# START OF Records shown

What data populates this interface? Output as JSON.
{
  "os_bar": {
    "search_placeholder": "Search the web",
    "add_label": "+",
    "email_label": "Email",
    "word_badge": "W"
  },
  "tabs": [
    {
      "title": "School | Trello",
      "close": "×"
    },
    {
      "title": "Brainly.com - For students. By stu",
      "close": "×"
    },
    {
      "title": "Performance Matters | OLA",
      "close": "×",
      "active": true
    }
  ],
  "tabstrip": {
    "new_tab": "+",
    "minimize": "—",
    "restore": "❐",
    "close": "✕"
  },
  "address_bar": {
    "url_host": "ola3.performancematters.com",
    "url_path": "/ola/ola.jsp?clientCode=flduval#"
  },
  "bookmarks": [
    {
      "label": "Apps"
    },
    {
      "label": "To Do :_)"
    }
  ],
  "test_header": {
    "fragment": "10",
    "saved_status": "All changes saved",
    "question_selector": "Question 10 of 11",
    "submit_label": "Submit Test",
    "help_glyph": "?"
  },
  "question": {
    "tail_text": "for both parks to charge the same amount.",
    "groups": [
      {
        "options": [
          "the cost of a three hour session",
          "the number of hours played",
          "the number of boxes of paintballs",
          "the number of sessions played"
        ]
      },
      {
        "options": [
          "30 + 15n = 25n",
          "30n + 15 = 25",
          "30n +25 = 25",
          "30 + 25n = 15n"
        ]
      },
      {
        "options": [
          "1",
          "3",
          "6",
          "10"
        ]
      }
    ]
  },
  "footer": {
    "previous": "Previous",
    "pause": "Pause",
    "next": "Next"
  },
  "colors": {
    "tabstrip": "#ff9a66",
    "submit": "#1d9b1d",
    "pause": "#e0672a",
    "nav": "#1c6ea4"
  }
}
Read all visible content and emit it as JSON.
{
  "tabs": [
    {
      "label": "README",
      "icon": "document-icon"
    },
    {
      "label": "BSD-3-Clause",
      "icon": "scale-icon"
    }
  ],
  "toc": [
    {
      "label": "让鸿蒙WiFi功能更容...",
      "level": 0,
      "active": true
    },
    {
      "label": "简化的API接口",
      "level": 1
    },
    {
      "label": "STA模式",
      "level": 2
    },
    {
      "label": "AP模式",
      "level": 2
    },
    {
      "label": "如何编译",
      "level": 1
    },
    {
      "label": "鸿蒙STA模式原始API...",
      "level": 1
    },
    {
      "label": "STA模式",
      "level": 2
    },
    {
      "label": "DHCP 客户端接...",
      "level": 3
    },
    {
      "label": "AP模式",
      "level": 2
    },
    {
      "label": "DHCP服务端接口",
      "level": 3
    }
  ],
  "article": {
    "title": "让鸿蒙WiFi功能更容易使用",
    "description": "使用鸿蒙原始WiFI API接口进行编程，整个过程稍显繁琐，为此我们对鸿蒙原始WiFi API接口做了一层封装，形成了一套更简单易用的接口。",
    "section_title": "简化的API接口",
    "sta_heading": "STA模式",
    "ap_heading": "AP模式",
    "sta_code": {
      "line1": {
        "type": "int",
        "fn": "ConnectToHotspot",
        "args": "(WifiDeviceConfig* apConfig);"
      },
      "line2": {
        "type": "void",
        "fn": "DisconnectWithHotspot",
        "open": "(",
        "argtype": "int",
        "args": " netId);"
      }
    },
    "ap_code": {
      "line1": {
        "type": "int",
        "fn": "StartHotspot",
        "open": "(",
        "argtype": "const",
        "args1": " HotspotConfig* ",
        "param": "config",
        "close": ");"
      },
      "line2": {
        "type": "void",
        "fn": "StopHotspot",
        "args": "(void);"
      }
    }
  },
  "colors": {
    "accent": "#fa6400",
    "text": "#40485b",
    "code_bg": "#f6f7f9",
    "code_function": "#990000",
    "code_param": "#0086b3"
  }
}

# END OF Records shown

# Written request
Everything from the line containing "Read all visible content and emit it as JSON." through the final line of the listing, inclusive, must be reproduced exactly; leave out the rest.

# Reply
Read all visible content and emit it as JSON.
{
  "tabs": [
    {
      "label": "README",
      "icon": "document-icon"
    },
    {
      "label": "BSD-3-Clause",
      "icon": "scale-icon"
    }
  ],
  "toc": [
    {
      "label": "让鸿蒙WiFi功能更容...",
      "level": 0,
      "active": true
    },
    {
      "label": "简化的API接口",
      "level": 1
    },
    {
      "label": "STA模式",
      "level": 2
    },
    {
      "label": "AP模式",
      "level": 2
    },
    {
      "label": "如何编译",
      "level": 1
    },
    {
      "label": "鸿蒙STA模式原始API...",
      "level": 1
    },
    {
      "label": "STA模式",
      "level": 2
    },
    {
      "label": "DHCP 客户端接...",
      "level": 3
    },
    {
      "label": "AP模式",
      "level": 2
    },
    {
      "label": "DHCP服务端接口",
      "level": 3
    }
  ],
  "article": {
    "title": "让鸿蒙WiFi功能更容易使用",
    "description": "使用鸿蒙原始WiFI API接口进行编程，整个过程稍显繁琐，为此我们对鸿蒙原始WiFi API接口做了一层封装，形成了一套更简单易用的接口。",
    "section_title": "简化的API接口",
    "sta_heading": "STA模式",
    "ap_heading": "AP模式",
    "sta_code": {
      "line1": {
        "type": "int",
        "fn": "ConnectToHotspot",
        "args": "(WifiDeviceConfig* apConfig);"
      },
      "line2": {
        "type": "void",
        "fn": "DisconnectWithHotspot",
        "open": "(",
        "argtype": "int",
        "args": " netId);"
      }
    },
    "ap_code": {
      "line1": {
        "type": "int",
        "fn": "StartHotspot",
        "open": "(",
        "argtype": "const",
        "args1": " HotspotConfig* ",
        "param": "config",
        "close": ");"
      },
      "line2": {
        "type": "void",
        "fn": "StopHotspot",
        "args": "(void);"
      }
    }
  },
  "colors": {
    "accent": "#fa6400",
    "text": "#40485b",
    "code_bg": "#f6f7f9",
    "code_function": "#990000",
    "code_param": "#0086b3"
  }
}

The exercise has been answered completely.